Records provided:
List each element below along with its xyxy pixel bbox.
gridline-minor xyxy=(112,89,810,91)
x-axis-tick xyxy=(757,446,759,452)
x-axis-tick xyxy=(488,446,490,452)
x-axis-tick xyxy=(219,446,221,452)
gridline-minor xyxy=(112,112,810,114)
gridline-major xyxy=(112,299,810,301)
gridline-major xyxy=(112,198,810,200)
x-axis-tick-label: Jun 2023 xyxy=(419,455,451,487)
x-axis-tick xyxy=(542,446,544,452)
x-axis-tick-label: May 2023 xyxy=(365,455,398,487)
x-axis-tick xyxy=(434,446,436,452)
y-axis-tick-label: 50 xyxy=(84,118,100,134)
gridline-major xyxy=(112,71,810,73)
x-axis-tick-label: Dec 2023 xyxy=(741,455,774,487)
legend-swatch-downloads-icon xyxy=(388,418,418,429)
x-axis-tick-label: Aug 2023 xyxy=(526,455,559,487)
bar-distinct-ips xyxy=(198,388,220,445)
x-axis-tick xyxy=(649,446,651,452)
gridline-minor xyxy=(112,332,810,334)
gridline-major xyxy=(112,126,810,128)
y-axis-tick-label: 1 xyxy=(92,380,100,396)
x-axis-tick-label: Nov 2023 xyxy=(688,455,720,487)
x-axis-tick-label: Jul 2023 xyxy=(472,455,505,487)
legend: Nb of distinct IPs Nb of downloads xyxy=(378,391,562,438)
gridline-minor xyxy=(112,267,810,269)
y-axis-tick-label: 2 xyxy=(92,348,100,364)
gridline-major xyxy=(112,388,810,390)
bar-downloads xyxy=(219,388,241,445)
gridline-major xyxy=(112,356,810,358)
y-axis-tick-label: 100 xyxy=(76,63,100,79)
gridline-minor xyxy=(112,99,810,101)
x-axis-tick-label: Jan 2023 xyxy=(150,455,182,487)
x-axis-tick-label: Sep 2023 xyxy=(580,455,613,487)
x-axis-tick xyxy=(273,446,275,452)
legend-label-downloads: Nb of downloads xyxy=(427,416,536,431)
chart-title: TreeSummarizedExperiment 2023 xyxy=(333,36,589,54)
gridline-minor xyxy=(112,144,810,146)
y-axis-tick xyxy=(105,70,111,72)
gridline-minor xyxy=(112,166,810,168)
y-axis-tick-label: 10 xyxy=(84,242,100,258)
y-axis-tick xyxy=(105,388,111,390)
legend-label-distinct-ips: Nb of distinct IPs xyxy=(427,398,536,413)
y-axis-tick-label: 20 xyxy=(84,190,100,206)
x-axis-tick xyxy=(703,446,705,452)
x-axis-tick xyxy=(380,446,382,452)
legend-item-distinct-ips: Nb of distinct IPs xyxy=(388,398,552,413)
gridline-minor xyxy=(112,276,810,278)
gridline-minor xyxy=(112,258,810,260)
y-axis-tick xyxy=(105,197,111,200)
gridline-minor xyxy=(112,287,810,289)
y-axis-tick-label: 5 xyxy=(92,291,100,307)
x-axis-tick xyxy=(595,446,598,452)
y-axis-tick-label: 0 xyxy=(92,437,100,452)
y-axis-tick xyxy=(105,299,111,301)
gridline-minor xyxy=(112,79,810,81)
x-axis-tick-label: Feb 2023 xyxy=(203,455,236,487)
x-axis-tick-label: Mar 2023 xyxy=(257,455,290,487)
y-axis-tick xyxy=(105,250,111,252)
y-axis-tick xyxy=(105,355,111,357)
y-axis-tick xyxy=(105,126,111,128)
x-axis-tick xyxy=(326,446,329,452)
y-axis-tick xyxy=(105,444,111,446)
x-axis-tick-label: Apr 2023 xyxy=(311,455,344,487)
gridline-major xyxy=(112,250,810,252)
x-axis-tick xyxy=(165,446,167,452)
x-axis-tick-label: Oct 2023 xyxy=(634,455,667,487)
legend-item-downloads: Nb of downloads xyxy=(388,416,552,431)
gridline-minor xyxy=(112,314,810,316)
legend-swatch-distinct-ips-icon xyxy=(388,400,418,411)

Your instructions: Please rewrite the entries above, switching every "Nb of downloads" to "Number of downloads" and leaving everything else unchanged.

Answer below:
List each element below along with its xyxy pixel bbox.
gridline-minor xyxy=(112,89,810,91)
x-axis-tick xyxy=(757,446,759,452)
x-axis-tick xyxy=(488,446,490,452)
x-axis-tick xyxy=(219,446,221,452)
gridline-minor xyxy=(112,112,810,114)
gridline-major xyxy=(112,299,810,301)
gridline-major xyxy=(112,198,810,200)
x-axis-tick-label: Jun 2023 xyxy=(419,455,451,487)
x-axis-tick xyxy=(542,446,544,452)
x-axis-tick-label: May 2023 xyxy=(365,455,398,487)
x-axis-tick xyxy=(434,446,436,452)
y-axis-tick-label: 50 xyxy=(84,118,100,134)
gridline-major xyxy=(112,71,810,73)
x-axis-tick-label: Dec 2023 xyxy=(741,455,774,487)
legend-swatch-downloads-icon xyxy=(388,418,418,429)
x-axis-tick-label: Aug 2023 xyxy=(526,455,559,487)
bar-distinct-ips xyxy=(198,388,220,445)
x-axis-tick xyxy=(649,446,651,452)
gridline-minor xyxy=(112,332,810,334)
gridline-major xyxy=(112,126,810,128)
y-axis-tick-label: 1 xyxy=(92,380,100,396)
x-axis-tick-label: Nov 2023 xyxy=(688,455,720,487)
x-axis-tick-label: Jul 2023 xyxy=(472,455,505,487)
legend: Nb of distinct IPs Number of downloads xyxy=(378,391,562,438)
gridline-minor xyxy=(112,267,810,269)
y-axis-tick-label: 2 xyxy=(92,348,100,364)
gridline-major xyxy=(112,388,810,390)
bar-downloads xyxy=(219,388,241,445)
gridline-major xyxy=(112,356,810,358)
y-axis-tick-label: 100 xyxy=(76,63,100,79)
gridline-minor xyxy=(112,99,810,101)
x-axis-tick-label: Jan 2023 xyxy=(150,455,182,487)
x-axis-tick-label: Sep 2023 xyxy=(580,455,613,487)
x-axis-tick xyxy=(273,446,275,452)
legend-label-downloads: Number of downloads xyxy=(427,416,536,431)
chart-title: TreeSummarizedExperiment 2023 xyxy=(333,36,589,54)
gridline-minor xyxy=(112,144,810,146)
y-axis-tick xyxy=(105,70,111,72)
gridline-minor xyxy=(112,166,810,168)
y-axis-tick-label: 10 xyxy=(84,242,100,258)
y-axis-tick xyxy=(105,388,111,390)
legend-label-distinct-ips: Nb of distinct IPs xyxy=(427,398,536,413)
y-axis-tick-label: 20 xyxy=(84,190,100,206)
x-axis-tick xyxy=(703,446,705,452)
x-axis-tick xyxy=(380,446,382,452)
legend-item-distinct-ips: Nb of distinct IPs xyxy=(388,398,552,413)
gridline-minor xyxy=(112,276,810,278)
gridline-minor xyxy=(112,258,810,260)
y-axis-tick xyxy=(105,197,111,200)
gridline-minor xyxy=(112,287,810,289)
y-axis-tick-label: 5 xyxy=(92,291,100,307)
x-axis-tick xyxy=(595,446,598,452)
y-axis-tick-label: 0 xyxy=(92,437,100,452)
y-axis-tick xyxy=(105,299,111,301)
gridline-minor xyxy=(112,79,810,81)
x-axis-tick-label: Feb 2023 xyxy=(203,455,236,487)
x-axis-tick-label: Mar 2023 xyxy=(257,455,290,487)
y-axis-tick xyxy=(105,250,111,252)
y-axis-tick xyxy=(105,355,111,357)
y-axis-tick xyxy=(105,126,111,128)
x-axis-tick xyxy=(326,446,329,452)
y-axis-tick xyxy=(105,444,111,446)
x-axis-tick-label: Apr 2023 xyxy=(311,455,344,487)
gridline-major xyxy=(112,250,810,252)
x-axis-tick xyxy=(165,446,167,452)
x-axis-tick-label: Oct 2023 xyxy=(634,455,667,487)
legend-item-downloads: Number of downloads xyxy=(388,416,552,431)
gridline-minor xyxy=(112,314,810,316)
legend-swatch-distinct-ips-icon xyxy=(388,400,418,411)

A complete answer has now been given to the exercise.